§ **WORK TO DO**
For the material that follows, list every line containing the word "JSON".

§ **EXERCISE INPUTS**
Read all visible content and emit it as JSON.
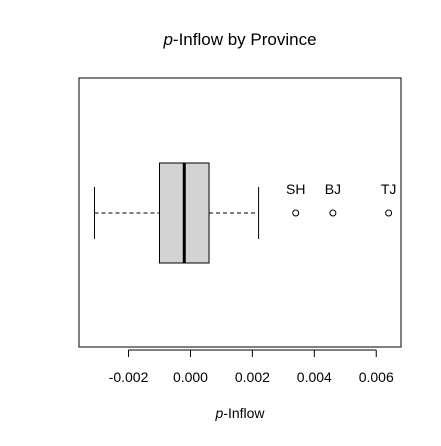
{
  "chart_data": {
    "type": "boxplot",
    "orientation": "horizontal",
    "title_italic": "p",
    "title_rest": "-Inflow by Province",
    "xlabel_italic": "p",
    "xlabel_rest": "-Inflow",
    "ylabel": "",
    "xlim": [
      -0.0036,
      0.0068
    ],
    "x_ticks": [
      -0.002,
      0.0,
      0.002,
      0.004,
      0.006
    ],
    "x_tick_labels": [
      "-0.002",
      "0.000",
      "0.002",
      "0.004",
      "0.006"
    ],
    "box": {
      "whisker_low": -0.0031,
      "q1": -0.001,
      "median": -0.0002,
      "q3": 0.0006,
      "whisker_high": 0.0022
    },
    "outliers": [
      {
        "label": "SH",
        "x": 0.0034
      },
      {
        "label": "BJ",
        "x": 0.0046
      },
      {
        "label": "TJ",
        "x": 0.0064
      }
    ],
    "colors": {
      "box_fill": "#d3d3d3",
      "stroke": "#000000",
      "background": "#ffffff"
    },
    "grid": false
  }
}
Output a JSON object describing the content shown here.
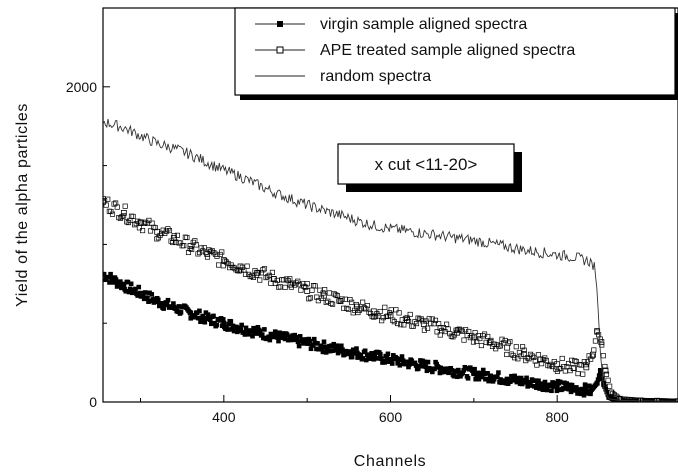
{
  "chart_data": {
    "type": "scatter",
    "title": "",
    "xlabel": "Channels",
    "ylabel": "Yield of the alpha particles",
    "xlim": [
      255,
      945
    ],
    "ylim": [
      0,
      2500
    ],
    "xticks": [
      400,
      600,
      800
    ],
    "yticks": [
      0,
      2000
    ],
    "grid": false,
    "legend_position": "top-right",
    "annotation": "x cut <11-20>",
    "series": [
      {
        "name": "virgin sample aligned spectra",
        "marker": "filled-square",
        "points": [
          [
            255,
            810
          ],
          [
            280,
            740
          ],
          [
            300,
            690
          ],
          [
            320,
            640
          ],
          [
            340,
            600
          ],
          [
            360,
            565
          ],
          [
            380,
            530
          ],
          [
            400,
            500
          ],
          [
            420,
            470
          ],
          [
            440,
            445
          ],
          [
            460,
            420
          ],
          [
            480,
            395
          ],
          [
            500,
            375
          ],
          [
            520,
            350
          ],
          [
            540,
            330
          ],
          [
            560,
            310
          ],
          [
            580,
            290
          ],
          [
            600,
            270
          ],
          [
            620,
            250
          ],
          [
            640,
            230
          ],
          [
            660,
            215
          ],
          [
            680,
            195
          ],
          [
            700,
            180
          ],
          [
            720,
            165
          ],
          [
            740,
            145
          ],
          [
            760,
            130
          ],
          [
            780,
            115
          ],
          [
            800,
            100
          ],
          [
            820,
            85
          ],
          [
            830,
            80
          ],
          [
            840,
            70
          ],
          [
            848,
            120
          ],
          [
            852,
            200
          ],
          [
            856,
            110
          ],
          [
            862,
            30
          ],
          [
            870,
            12
          ],
          [
            880,
            8
          ],
          [
            900,
            5
          ],
          [
            920,
            5
          ],
          [
            945,
            4
          ]
        ]
      },
      {
        "name": "APE treated sample aligned spectra",
        "marker": "open-square",
        "points": [
          [
            255,
            1270
          ],
          [
            280,
            1200
          ],
          [
            300,
            1140
          ],
          [
            320,
            1080
          ],
          [
            340,
            1040
          ],
          [
            360,
            990
          ],
          [
            380,
            940
          ],
          [
            400,
            900
          ],
          [
            420,
            860
          ],
          [
            440,
            820
          ],
          [
            460,
            780
          ],
          [
            480,
            745
          ],
          [
            500,
            705
          ],
          [
            520,
            675
          ],
          [
            540,
            640
          ],
          [
            560,
            605
          ],
          [
            580,
            575
          ],
          [
            600,
            550
          ],
          [
            620,
            520
          ],
          [
            640,
            495
          ],
          [
            660,
            470
          ],
          [
            680,
            440
          ],
          [
            700,
            410
          ],
          [
            720,
            380
          ],
          [
            740,
            345
          ],
          [
            760,
            305
          ],
          [
            780,
            270
          ],
          [
            800,
            240
          ],
          [
            820,
            215
          ],
          [
            835,
            220
          ],
          [
            843,
            300
          ],
          [
            848,
            450
          ],
          [
            853,
            380
          ],
          [
            858,
            200
          ],
          [
            865,
            60
          ],
          [
            875,
            20
          ],
          [
            900,
            10
          ],
          [
            920,
            8
          ],
          [
            945,
            5
          ]
        ]
      },
      {
        "name": "random spectra",
        "marker": "line",
        "points": [
          [
            255,
            1780
          ],
          [
            280,
            1740
          ],
          [
            300,
            1690
          ],
          [
            320,
            1640
          ],
          [
            340,
            1610
          ],
          [
            360,
            1570
          ],
          [
            380,
            1520
          ],
          [
            400,
            1470
          ],
          [
            420,
            1430
          ],
          [
            440,
            1380
          ],
          [
            460,
            1330
          ],
          [
            480,
            1290
          ],
          [
            500,
            1250
          ],
          [
            520,
            1215
          ],
          [
            540,
            1185
          ],
          [
            560,
            1150
          ],
          [
            580,
            1120
          ],
          [
            600,
            1100
          ],
          [
            620,
            1085
          ],
          [
            640,
            1070
          ],
          [
            660,
            1055
          ],
          [
            680,
            1040
          ],
          [
            700,
            1025
          ],
          [
            720,
            1005
          ],
          [
            740,
            985
          ],
          [
            760,
            965
          ],
          [
            780,
            950
          ],
          [
            800,
            935
          ],
          [
            820,
            920
          ],
          [
            840,
            890
          ],
          [
            845,
            850
          ],
          [
            848,
            700
          ],
          [
            852,
            300
          ],
          [
            856,
            80
          ],
          [
            862,
            20
          ],
          [
            875,
            10
          ],
          [
            900,
            8
          ],
          [
            945,
            5
          ]
        ]
      }
    ]
  }
}
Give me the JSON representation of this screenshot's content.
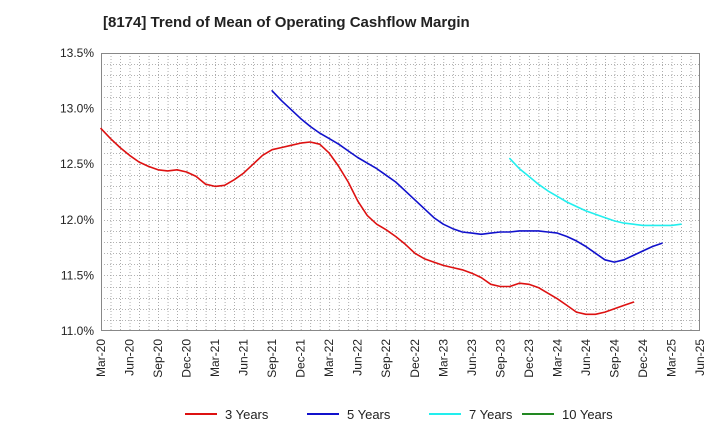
{
  "chart_data": {
    "type": "line",
    "title": "[8174]  Trend of Mean of Operating Cashflow Margin",
    "xlabel": "",
    "ylabel": "",
    "ylim": [
      11.0,
      13.5
    ],
    "yticks": [
      "11.0%",
      "11.5%",
      "12.0%",
      "12.5%",
      "13.0%",
      "13.5%"
    ],
    "ytick_values": [
      11.0,
      11.5,
      12.0,
      12.5,
      13.0,
      13.5
    ],
    "x_categories": [
      "Mar-20",
      "Jun-20",
      "Sep-20",
      "Dec-20",
      "Mar-21",
      "Jun-21",
      "Sep-21",
      "Dec-21",
      "Mar-22",
      "Jun-22",
      "Sep-22",
      "Dec-22",
      "Mar-23",
      "Jun-23",
      "Sep-23",
      "Dec-23",
      "Mar-24",
      "Jun-24",
      "Sep-24",
      "Dec-24",
      "Mar-25",
      "Jun-25"
    ],
    "grid": true,
    "legend_position": "bottom",
    "series": [
      {
        "name": "3 Years",
        "color": "#dd1111",
        "start_index": 0,
        "values": [
          12.82,
          12.73,
          12.65,
          12.58,
          12.52,
          12.48,
          12.45,
          12.44,
          12.45,
          12.43,
          12.39,
          12.32,
          12.3,
          12.31,
          12.36,
          12.42,
          12.5,
          12.58,
          12.63,
          12.65,
          12.67,
          12.69,
          12.7,
          12.68,
          12.6,
          12.48,
          12.34,
          12.17,
          12.04,
          11.96,
          11.91,
          11.85,
          11.78,
          11.7,
          11.65,
          11.62,
          11.59,
          11.57,
          11.55,
          11.52,
          11.48,
          11.42,
          11.4,
          11.4,
          11.43,
          11.42,
          11.39,
          11.34,
          11.29,
          11.23,
          11.17,
          11.15,
          11.15,
          11.17,
          11.2,
          11.23,
          11.26
        ]
      },
      {
        "name": "5 Years",
        "color": "#1111cc",
        "start_index": 18,
        "values": [
          13.16,
          13.07,
          12.99,
          12.91,
          12.84,
          12.78,
          12.73,
          12.68,
          12.62,
          12.56,
          12.51,
          12.46,
          12.4,
          12.34,
          12.26,
          12.18,
          12.1,
          12.02,
          11.96,
          11.92,
          11.89,
          11.88,
          11.87,
          11.88,
          11.89,
          11.89,
          11.9,
          11.9,
          11.9,
          11.89,
          11.88,
          11.85,
          11.81,
          11.76,
          11.7,
          11.64,
          11.62,
          11.64,
          11.68,
          11.72,
          11.76,
          11.79
        ]
      },
      {
        "name": "7 Years",
        "color": "#22eeee",
        "start_index": 43,
        "values": [
          12.55,
          12.46,
          12.39,
          12.32,
          12.26,
          12.21,
          12.16,
          12.12,
          12.08,
          12.05,
          12.02,
          11.99,
          11.97,
          11.96,
          11.95,
          11.95,
          11.95,
          11.95,
          11.96
        ]
      },
      {
        "name": "10 Years",
        "color": "#228822",
        "start_index": 0,
        "values": []
      }
    ]
  }
}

§ **RESPONSE TO THIS EXERCISE**
Read all visible content and emit it as JSON.
Output a JSON object describing the content shown here.
Give me the JSON representation of this screenshot's content.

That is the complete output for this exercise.